## Aim
Repeat all of the material below exactly as written, images excluded.

## Data tied to figure images
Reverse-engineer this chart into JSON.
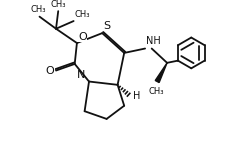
{
  "bg_color": "#ffffff",
  "line_color": "#111111",
  "lw": 1.3,
  "font_size": 7.0,
  "fig_w": 2.33,
  "fig_h": 1.53,
  "dpi": 100,
  "xlim": [
    0,
    10
  ],
  "ylim": [
    0,
    6.5
  ]
}
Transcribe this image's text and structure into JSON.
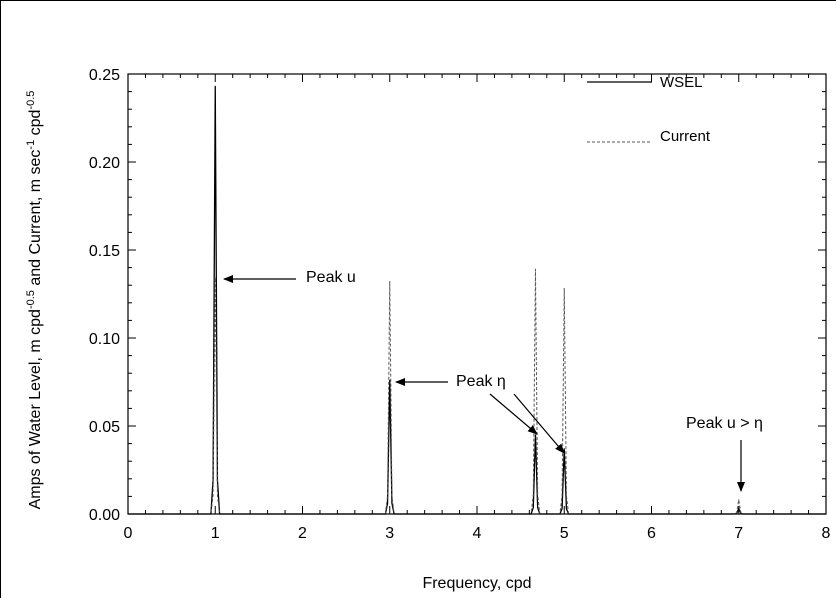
{
  "chart_data": {
    "type": "line",
    "title": "",
    "xlabel": "Frequency, cpd",
    "ylabel": {
      "main": "Amps of Water Level, m cpd",
      "exp1": "-0.5",
      "mid": " and Current, m sec",
      "exp2": "-1",
      "tail": " cpd",
      "exp3": "-0.5"
    },
    "xlim": [
      0,
      8
    ],
    "ylim": [
      0,
      0.25
    ],
    "x_ticks": [
      "0",
      "1",
      "2",
      "3",
      "4",
      "5",
      "6",
      "7",
      "8"
    ],
    "y_ticks": [
      "0.00",
      "0.05",
      "0.10",
      "0.15",
      "0.20",
      "0.25"
    ],
    "grid": false,
    "legend_position": "top-right",
    "series": [
      {
        "name": "WSEL",
        "style": "solid",
        "color": "#000000",
        "peaks": [
          {
            "x": 1.0,
            "y": 0.243
          },
          {
            "x": 3.0,
            "y": 0.076
          },
          {
            "x": 4.67,
            "y": 0.045
          },
          {
            "x": 5.0,
            "y": 0.037
          },
          {
            "x": 7.0,
            "y": 0.003
          }
        ]
      },
      {
        "name": "Current",
        "style": "dashed",
        "color": "#555555",
        "peaks": [
          {
            "x": 1.0,
            "y": 0.134
          },
          {
            "x": 3.0,
            "y": 0.132
          },
          {
            "x": 4.67,
            "y": 0.139
          },
          {
            "x": 5.0,
            "y": 0.128
          },
          {
            "x": 7.0,
            "y": 0.008
          }
        ]
      }
    ],
    "annotations": [
      {
        "text": "Peak u",
        "x": 1.0,
        "y": 0.134
      },
      {
        "text": "Peak η",
        "x": 3.0,
        "y": 0.075
      },
      {
        "text": "Peak u > η",
        "x": 7.0,
        "y": 0.013
      }
    ]
  }
}
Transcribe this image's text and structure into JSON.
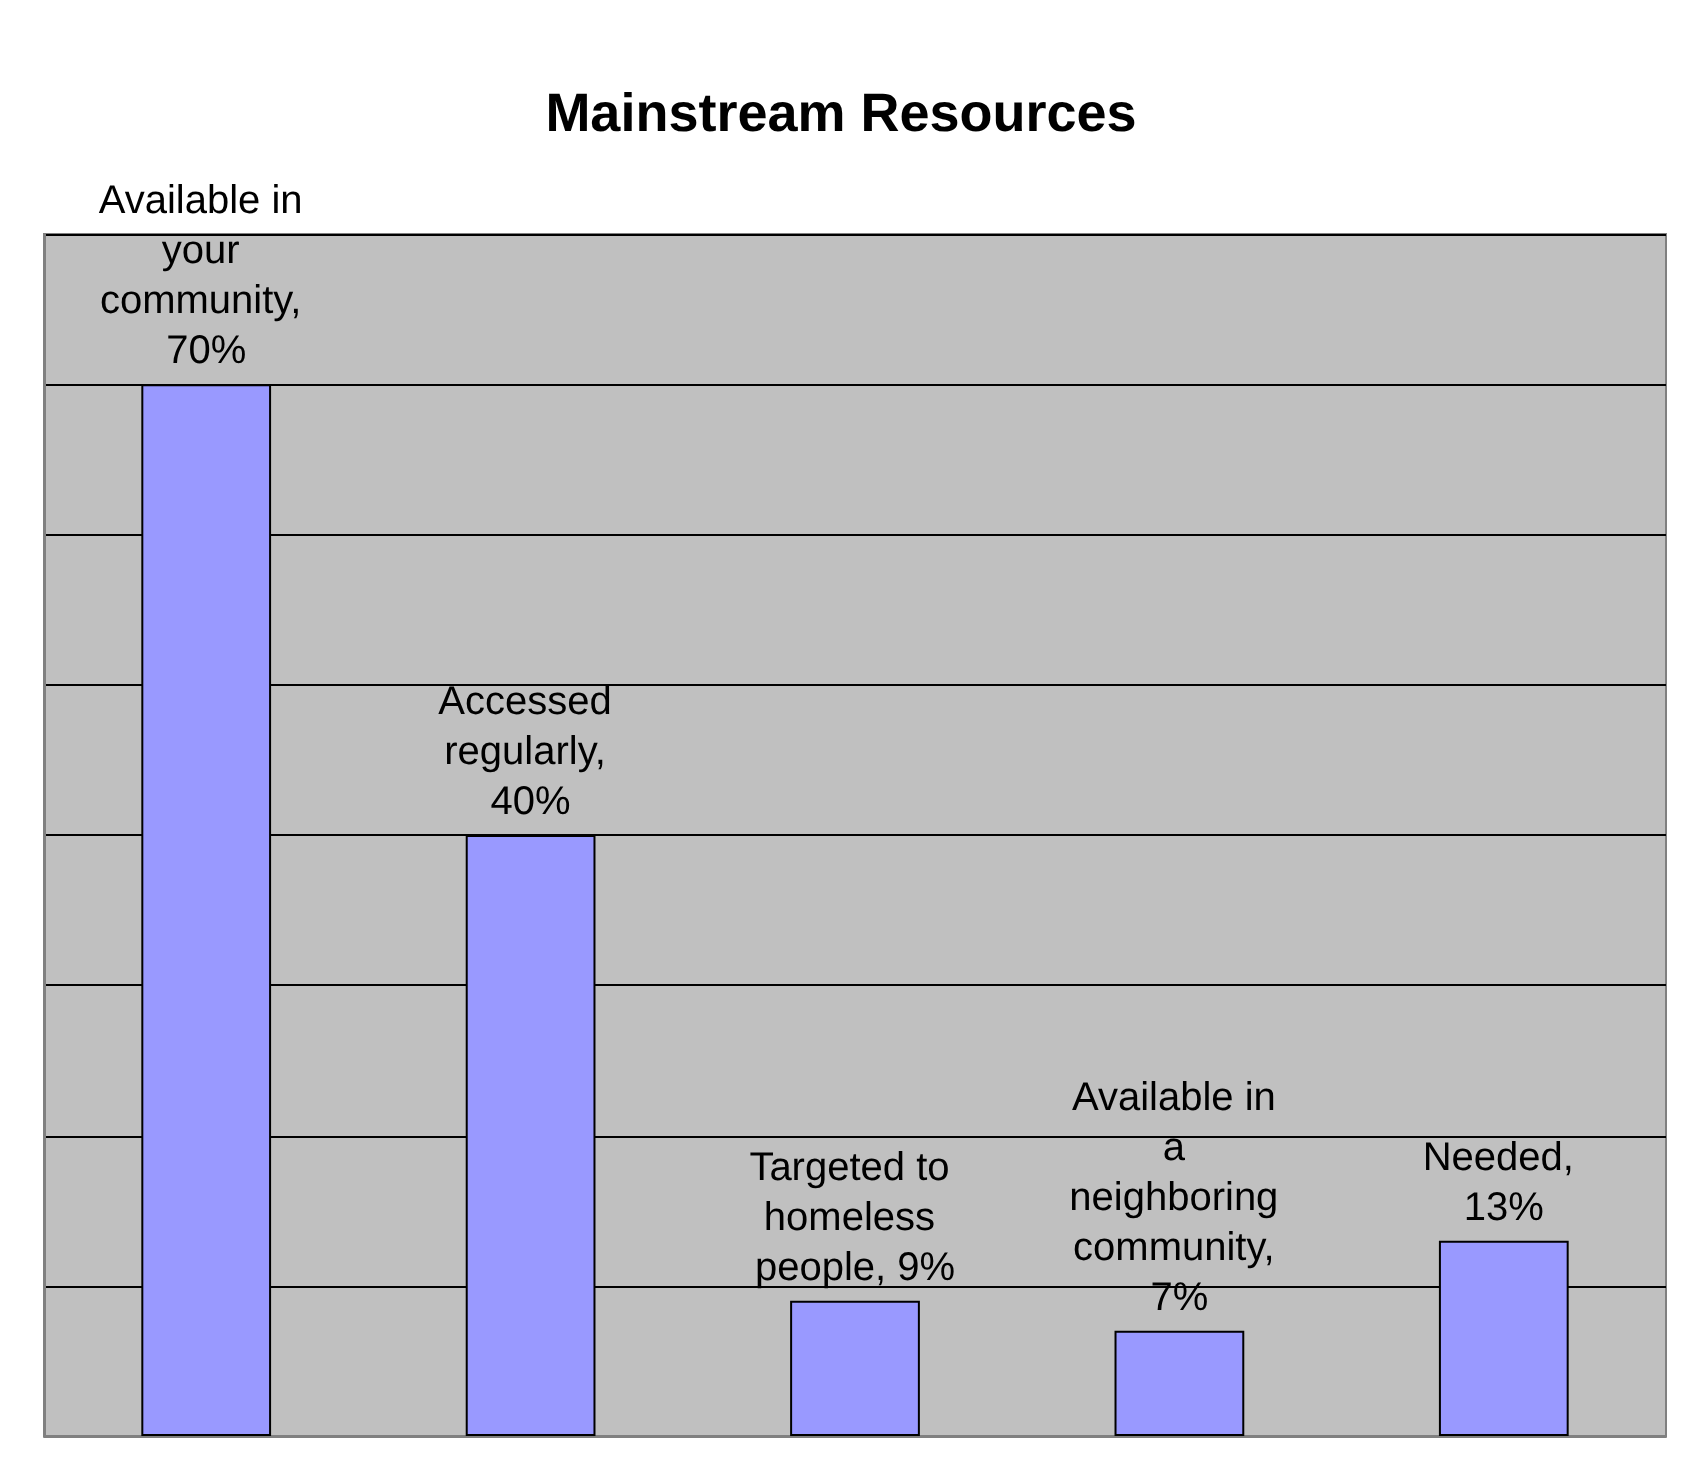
{
  "chart_data": {
    "type": "bar",
    "title": "Mainstream Resources",
    "categories": [
      null,
      null,
      null,
      null,
      null
    ],
    "values": [
      70,
      40,
      9,
      7,
      13
    ],
    "value_labels": [
      "Available in your community, 70%",
      "Accessed regularly, 40%",
      "Targeted to homeless people, 9%",
      "Available in a neighboring community, 7%",
      "Needed, 13%"
    ],
    "color": "#9999ff",
    "ylim": [
      0,
      80
    ],
    "yticks": [
      {
        "value": 0,
        "label": null
      },
      {
        "value": 10,
        "label": null
      },
      {
        "value": 20,
        "label": null
      },
      {
        "value": 30,
        "label": null
      },
      {
        "value": 40,
        "label": null
      },
      {
        "value": 50,
        "label": null
      },
      {
        "value": 60,
        "label": null
      },
      {
        "value": 70,
        "label": null
      },
      {
        "value": 80,
        "label": null
      }
    ],
    "grid": "y"
  }
}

## Complete answer
Reverse-engineer this chart into JSON.
{
  "bg_color": "#ffffff",
  "line_color": "#111111",
  "lw": 1.3,
  "font_size": 7.0,
  "fig_w": 2.33,
  "fig_h": 1.53,
  "dpi": 100,
  "xlim": [
    0,
    10
  ],
  "ylim": [
    0,
    6.5
  ]
}
Transcribe this image's text and structure into JSON.
{
  "chart_data": {
    "type": "line",
    "title": "",
    "xlabel": "Frequency, cpd",
    "ylabel": {
      "main": "Amps of Water Level, m cpd",
      "exp1": "-0.5",
      "mid": " and Current, m sec",
      "exp2": "-1",
      "tail": " cpd",
      "exp3": "-0.5"
    },
    "xlim": [
      0,
      8
    ],
    "ylim": [
      0,
      0.25
    ],
    "x_ticks": [
      "0",
      "1",
      "2",
      "3",
      "4",
      "5",
      "6",
      "7",
      "8"
    ],
    "y_ticks": [
      "0.00",
      "0.05",
      "0.10",
      "0.15",
      "0.20",
      "0.25"
    ],
    "grid": false,
    "legend_position": "top-right",
    "series": [
      {
        "name": "WSEL",
        "style": "solid",
        "color": "#000000",
        "peaks": [
          {
            "x": 1.0,
            "y": 0.243
          },
          {
            "x": 3.0,
            "y": 0.076
          },
          {
            "x": 4.67,
            "y": 0.045
          },
          {
            "x": 5.0,
            "y": 0.037
          },
          {
            "x": 7.0,
            "y": 0.003
          }
        ]
      },
      {
        "name": "Current",
        "style": "dashed",
        "color": "#555555",
        "peaks": [
          {
            "x": 1.0,
            "y": 0.134
          },
          {
            "x": 3.0,
            "y": 0.132
          },
          {
            "x": 4.67,
            "y": 0.139
          },
          {
            "x": 5.0,
            "y": 0.128
          },
          {
            "x": 7.0,
            "y": 0.008
          }
        ]
      }
    ],
    "annotations": [
      {
        "text": "Peak u",
        "x": 1.0,
        "y": 0.134
      },
      {
        "text": "Peak η",
        "x": 3.0,
        "y": 0.075
      },
      {
        "text": "Peak u > η",
        "x": 7.0,
        "y": 0.013
      }
    ]
  }
}
Transcribe this image's text and structure into JSON.
{
  "chart_data": {
    "type": "bar",
    "title": "Mainstream Resources",
    "categories": [
      null,
      null,
      null,
      null,
      null
    ],
    "values": [
      70,
      40,
      9,
      7,
      13
    ],
    "value_labels": [
      "Available in your community, 70%",
      "Accessed regularly, 40%",
      "Targeted to homeless people, 9%",
      "Available in a neighboring community, 7%",
      "Needed, 13%"
    ],
    "color": "#9999ff",
    "ylim": [
      0,
      80
    ],
    "yticks": [
      {
        "value": 0,
        "label": null
      },
      {
        "value": 10,
        "label": null
      },
      {
        "value": 20,
        "label": null
      },
      {
        "value": 30,
        "label": null
      },
      {
        "value": 40,
        "label": null
      },
      {
        "value": 50,
        "label": null
      },
      {
        "value": 60,
        "label": null
      },
      {
        "value": 70,
        "label": null
      },
      {
        "value": 80,
        "label": null
      }
    ],
    "grid": "y"
  }
}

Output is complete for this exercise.